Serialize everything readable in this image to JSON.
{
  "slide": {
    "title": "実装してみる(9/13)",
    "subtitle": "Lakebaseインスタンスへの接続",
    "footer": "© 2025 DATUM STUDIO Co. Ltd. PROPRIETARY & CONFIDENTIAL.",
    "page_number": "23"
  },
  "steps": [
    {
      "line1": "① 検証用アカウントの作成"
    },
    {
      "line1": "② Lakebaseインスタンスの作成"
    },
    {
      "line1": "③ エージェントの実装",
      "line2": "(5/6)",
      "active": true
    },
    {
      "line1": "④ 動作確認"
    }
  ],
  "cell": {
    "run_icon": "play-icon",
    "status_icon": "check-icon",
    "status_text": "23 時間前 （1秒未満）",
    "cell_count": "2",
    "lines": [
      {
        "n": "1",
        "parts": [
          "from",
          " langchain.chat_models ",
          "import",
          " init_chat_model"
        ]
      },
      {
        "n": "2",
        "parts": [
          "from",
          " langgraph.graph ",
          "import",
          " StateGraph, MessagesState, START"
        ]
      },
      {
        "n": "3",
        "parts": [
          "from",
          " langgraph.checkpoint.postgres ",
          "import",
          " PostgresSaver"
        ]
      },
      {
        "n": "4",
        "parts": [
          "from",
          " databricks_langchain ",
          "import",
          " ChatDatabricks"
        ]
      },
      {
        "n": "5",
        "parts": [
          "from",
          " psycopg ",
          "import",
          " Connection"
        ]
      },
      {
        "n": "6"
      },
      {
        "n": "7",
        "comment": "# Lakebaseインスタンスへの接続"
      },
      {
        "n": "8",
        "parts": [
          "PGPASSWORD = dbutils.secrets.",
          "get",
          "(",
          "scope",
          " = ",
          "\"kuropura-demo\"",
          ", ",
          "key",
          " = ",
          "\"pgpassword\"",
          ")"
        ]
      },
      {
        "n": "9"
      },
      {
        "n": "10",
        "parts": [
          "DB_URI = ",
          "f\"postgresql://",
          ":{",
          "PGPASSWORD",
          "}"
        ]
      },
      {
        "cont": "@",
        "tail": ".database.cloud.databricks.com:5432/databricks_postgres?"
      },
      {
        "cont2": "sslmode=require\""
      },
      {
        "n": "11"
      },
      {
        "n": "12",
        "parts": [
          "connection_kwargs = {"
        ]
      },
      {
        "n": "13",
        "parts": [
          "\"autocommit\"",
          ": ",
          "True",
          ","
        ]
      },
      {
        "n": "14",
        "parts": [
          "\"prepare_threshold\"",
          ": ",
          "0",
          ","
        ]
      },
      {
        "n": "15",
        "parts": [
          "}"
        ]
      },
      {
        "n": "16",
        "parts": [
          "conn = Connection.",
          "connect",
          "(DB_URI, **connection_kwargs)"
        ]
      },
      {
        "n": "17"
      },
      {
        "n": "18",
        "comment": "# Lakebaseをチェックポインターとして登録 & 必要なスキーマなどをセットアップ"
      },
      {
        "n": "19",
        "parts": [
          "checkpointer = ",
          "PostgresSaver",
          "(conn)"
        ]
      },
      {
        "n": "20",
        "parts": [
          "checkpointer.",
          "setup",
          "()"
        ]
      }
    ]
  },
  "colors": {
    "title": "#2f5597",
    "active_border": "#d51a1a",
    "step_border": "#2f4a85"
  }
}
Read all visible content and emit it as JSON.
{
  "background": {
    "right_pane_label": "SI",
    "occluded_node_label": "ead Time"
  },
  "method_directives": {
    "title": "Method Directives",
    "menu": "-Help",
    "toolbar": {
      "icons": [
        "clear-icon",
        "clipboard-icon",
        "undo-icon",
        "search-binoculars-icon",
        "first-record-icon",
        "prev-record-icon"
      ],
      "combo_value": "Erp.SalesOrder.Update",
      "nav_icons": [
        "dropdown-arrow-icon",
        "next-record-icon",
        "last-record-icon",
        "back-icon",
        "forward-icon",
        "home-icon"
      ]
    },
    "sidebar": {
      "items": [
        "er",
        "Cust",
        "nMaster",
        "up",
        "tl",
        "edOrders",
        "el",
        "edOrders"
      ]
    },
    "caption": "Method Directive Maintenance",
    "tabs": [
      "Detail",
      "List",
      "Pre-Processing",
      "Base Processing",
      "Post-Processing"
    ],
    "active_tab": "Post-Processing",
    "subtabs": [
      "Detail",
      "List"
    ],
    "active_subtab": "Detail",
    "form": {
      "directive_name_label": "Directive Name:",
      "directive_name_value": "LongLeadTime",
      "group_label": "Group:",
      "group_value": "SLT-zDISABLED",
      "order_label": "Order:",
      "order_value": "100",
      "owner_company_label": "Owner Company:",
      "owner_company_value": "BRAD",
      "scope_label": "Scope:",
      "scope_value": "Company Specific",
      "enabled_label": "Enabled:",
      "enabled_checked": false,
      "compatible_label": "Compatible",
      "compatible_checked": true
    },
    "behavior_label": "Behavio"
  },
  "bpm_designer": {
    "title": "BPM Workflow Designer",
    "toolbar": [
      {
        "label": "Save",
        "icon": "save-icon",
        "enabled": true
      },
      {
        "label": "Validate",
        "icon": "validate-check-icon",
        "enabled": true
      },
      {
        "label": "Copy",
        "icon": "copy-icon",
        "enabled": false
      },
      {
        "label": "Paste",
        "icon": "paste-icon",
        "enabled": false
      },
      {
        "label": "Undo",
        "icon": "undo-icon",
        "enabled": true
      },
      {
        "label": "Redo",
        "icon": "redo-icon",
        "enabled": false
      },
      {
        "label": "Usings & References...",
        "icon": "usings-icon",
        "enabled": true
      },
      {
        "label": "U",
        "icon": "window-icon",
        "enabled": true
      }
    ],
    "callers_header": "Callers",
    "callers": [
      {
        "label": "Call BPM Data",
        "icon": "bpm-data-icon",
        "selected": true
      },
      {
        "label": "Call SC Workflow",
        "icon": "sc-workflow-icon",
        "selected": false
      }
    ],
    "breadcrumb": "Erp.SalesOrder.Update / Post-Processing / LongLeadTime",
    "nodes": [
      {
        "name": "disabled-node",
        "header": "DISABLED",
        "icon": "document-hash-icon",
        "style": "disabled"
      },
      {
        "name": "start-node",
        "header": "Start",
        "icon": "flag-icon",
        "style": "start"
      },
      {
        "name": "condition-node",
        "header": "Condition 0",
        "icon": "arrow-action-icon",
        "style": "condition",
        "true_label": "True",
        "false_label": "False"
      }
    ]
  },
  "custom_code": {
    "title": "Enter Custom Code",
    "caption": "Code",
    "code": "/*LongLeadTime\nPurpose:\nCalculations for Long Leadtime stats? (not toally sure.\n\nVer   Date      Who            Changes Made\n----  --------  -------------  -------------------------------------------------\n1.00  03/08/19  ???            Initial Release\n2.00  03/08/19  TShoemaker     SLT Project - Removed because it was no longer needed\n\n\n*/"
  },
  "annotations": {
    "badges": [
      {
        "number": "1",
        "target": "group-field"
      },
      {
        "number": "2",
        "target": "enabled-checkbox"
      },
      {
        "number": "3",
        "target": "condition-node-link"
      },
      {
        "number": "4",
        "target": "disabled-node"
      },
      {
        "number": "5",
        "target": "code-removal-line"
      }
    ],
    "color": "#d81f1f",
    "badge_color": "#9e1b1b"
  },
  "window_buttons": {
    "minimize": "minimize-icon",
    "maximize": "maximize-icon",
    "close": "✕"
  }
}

::::::::

Output the listing above without altering a single character.

Serialize everything readable in this image to JSON.
{
  "slide": {
    "title": "実装してみる(9/13)",
    "subtitle": "Lakebaseインスタンスへの接続",
    "footer": "© 2025 DATUM STUDIO Co. Ltd. PROPRIETARY & CONFIDENTIAL.",
    "page_number": "23"
  },
  "steps": [
    {
      "line1": "① 検証用アカウントの作成"
    },
    {
      "line1": "② Lakebaseインスタンスの作成"
    },
    {
      "line1": "③ エージェントの実装",
      "line2": "(5/6)",
      "active": true
    },
    {
      "line1": "④ 動作確認"
    }
  ],
  "cell": {
    "run_icon": "play-icon",
    "status_icon": "check-icon",
    "status_text": "23 時間前 （1秒未満）",
    "cell_count": "2",
    "lines": [
      {
        "n": "1",
        "parts": [
          "from",
          " langchain.chat_models ",
          "import",
          " init_chat_model"
        ]
      },
      {
        "n": "2",
        "parts": [
          "from",
          " langgraph.graph ",
          "import",
          " StateGraph, MessagesState, START"
        ]
      },
      {
        "n": "3",
        "parts": [
          "from",
          " langgraph.checkpoint.postgres ",
          "import",
          " PostgresSaver"
        ]
      },
      {
        "n": "4",
        "parts": [
          "from",
          " databricks_langchain ",
          "import",
          " ChatDatabricks"
        ]
      },
      {
        "n": "5",
        "parts": [
          "from",
          " psycopg ",
          "import",
          " Connection"
        ]
      },
      {
        "n": "6"
      },
      {
        "n": "7",
        "comment": "# Lakebaseインスタンスへの接続"
      },
      {
        "n": "8",
        "parts": [
          "PGPASSWORD = dbutils.secrets.",
          "get",
          "(",
          "scope",
          " = ",
          "\"kuropura-demo\"",
          ", ",
          "key",
          " = ",
          "\"pgpassword\"",
          ")"
        ]
      },
      {
        "n": "9"
      },
      {
        "n": "10",
        "parts": [
          "DB_URI = ",
          "f\"postgresql://",
          ":{",
          "PGPASSWORD",
          "}"
        ]
      },
      {
        "cont": "@",
        "tail": ".database.cloud.databricks.com:5432/databricks_postgres?"
      },
      {
        "cont2": "sslmode=require\""
      },
      {
        "n": "11"
      },
      {
        "n": "12",
        "parts": [
          "connection_kwargs = {"
        ]
      },
      {
        "n": "13",
        "parts": [
          "\"autocommit\"",
          ": ",
          "True",
          ","
        ]
      },
      {
        "n": "14",
        "parts": [
          "\"prepare_threshold\"",
          ": ",
          "0",
          ","
        ]
      },
      {
        "n": "15",
        "parts": [
          "}"
        ]
      },
      {
        "n": "16",
        "parts": [
          "conn = Connection.",
          "connect",
          "(DB_URI, **connection_kwargs)"
        ]
      },
      {
        "n": "17"
      },
      {
        "n": "18",
        "comment": "# Lakebaseをチェックポインターとして登録 & 必要なスキーマなどをセットアップ"
      },
      {
        "n": "19",
        "parts": [
          "checkpointer = ",
          "PostgresSaver",
          "(conn)"
        ]
      },
      {
        "n": "20",
        "parts": [
          "checkpointer.",
          "setup",
          "()"
        ]
      }
    ]
  },
  "colors": {
    "title": "#2f5597",
    "active_border": "#d51a1a",
    "step_border": "#2f4a85"
  }
}
Read all visible content and emit it as JSON.
{
  "background": {
    "right_pane_label": "SI",
    "occluded_node_label": "ead Time"
  },
  "method_directives": {
    "title": "Method Directives",
    "menu": "-Help",
    "toolbar": {
      "icons": [
        "clear-icon",
        "clipboard-icon",
        "undo-icon",
        "search-binoculars-icon",
        "first-record-icon",
        "prev-record-icon"
      ],
      "combo_value": "Erp.SalesOrder.Update",
      "nav_icons": [
        "dropdown-arrow-icon",
        "next-record-icon",
        "last-record-icon",
        "back-icon",
        "forward-icon",
        "home-icon"
      ]
    },
    "sidebar": {
      "items": [
        "er",
        "Cust",
        "nMaster",
        "up",
        "tl",
        "edOrders",
        "el",
        "edOrders"
      ]
    },
    "caption": "Method Directive Maintenance",
    "tabs": [
      "Detail",
      "List",
      "Pre-Processing",
      "Base Processing",
      "Post-Processing"
    ],
    "active_tab": "Post-Processing",
    "subtabs": [
      "Detail",
      "List"
    ],
    "active_subtab": "Detail",
    "form": {
      "directive_name_label": "Directive Name:",
      "directive_name_value": "LongLeadTime",
      "group_label": "Group:",
      "group_value": "SLT-zDISABLED",
      "order_label": "Order:",
      "order_value": "100",
      "owner_company_label": "Owner Company:",
      "owner_company_value": "BRAD",
      "scope_label": "Scope:",
      "scope_value": "Company Specific",
      "enabled_label": "Enabled:",
      "enabled_checked": false,
      "compatible_label": "Compatible",
      "compatible_checked": true
    },
    "behavior_label": "Behavio"
  },
  "bpm_designer": {
    "title": "BPM Workflow Designer",
    "toolbar": [
      {
        "label": "Save",
        "icon": "save-icon",
        "enabled": true
      },
      {
        "label": "Validate",
        "icon": "validate-check-icon",
        "enabled": true
      },
      {
        "label": "Copy",
        "icon": "copy-icon",
        "enabled": false
      },
      {
        "label": "Paste",
        "icon": "paste-icon",
        "enabled": false
      },
      {
        "label": "Undo",
        "icon": "undo-icon",
        "enabled": true
      },
      {
        "label": "Redo",
        "icon": "redo-icon",
        "enabled": false
      },
      {
        "label": "Usings & References...",
        "icon": "usings-icon",
        "enabled": true
      },
      {
        "label": "U",
        "icon": "window-icon",
        "enabled": true
      }
    ],
    "callers_header": "Callers",
    "callers": [
      {
        "label": "Call BPM Data",
        "icon": "bpm-data-icon",
        "selected": true
      },
      {
        "label": "Call SC Workflow",
        "icon": "sc-workflow-icon",
        "selected": false
      }
    ],
    "breadcrumb": "Erp.SalesOrder.Update / Post-Processing / LongLeadTime",
    "nodes": [
      {
        "name": "disabled-node",
        "header": "DISABLED",
        "icon": "document-hash-icon",
        "style": "disabled"
      },
      {
        "name": "start-node",
        "header": "Start",
        "icon": "flag-icon",
        "style": "start"
      },
      {
        "name": "condition-node",
        "header": "Condition 0",
        "icon": "arrow-action-icon",
        "style": "condition",
        "true_label": "True",
        "false_label": "False"
      }
    ]
  },
  "custom_code": {
    "title": "Enter Custom Code",
    "caption": "Code",
    "code": "/*LongLeadTime\nPurpose:\nCalculations for Long Leadtime stats? (not toally sure.\n\nVer   Date      Who            Changes Made\n----  --------  -------------  -------------------------------------------------\n1.00  03/08/19  ???            Initial Release\n2.00  03/08/19  TShoemaker     SLT Project - Removed because it was no longer needed\n\n\n*/"
  },
  "annotations": {
    "badges": [
      {
        "number": "1",
        "target": "group-field"
      },
      {
        "number": "2",
        "target": "enabled-checkbox"
      },
      {
        "number": "3",
        "target": "condition-node-link"
      },
      {
        "number": "4",
        "target": "disabled-node"
      },
      {
        "number": "5",
        "target": "code-removal-line"
      }
    ],
    "color": "#d81f1f",
    "badge_color": "#9e1b1b"
  },
  "window_buttons": {
    "minimize": "minimize-icon",
    "maximize": "maximize-icon",
    "close": "✕"
  }
}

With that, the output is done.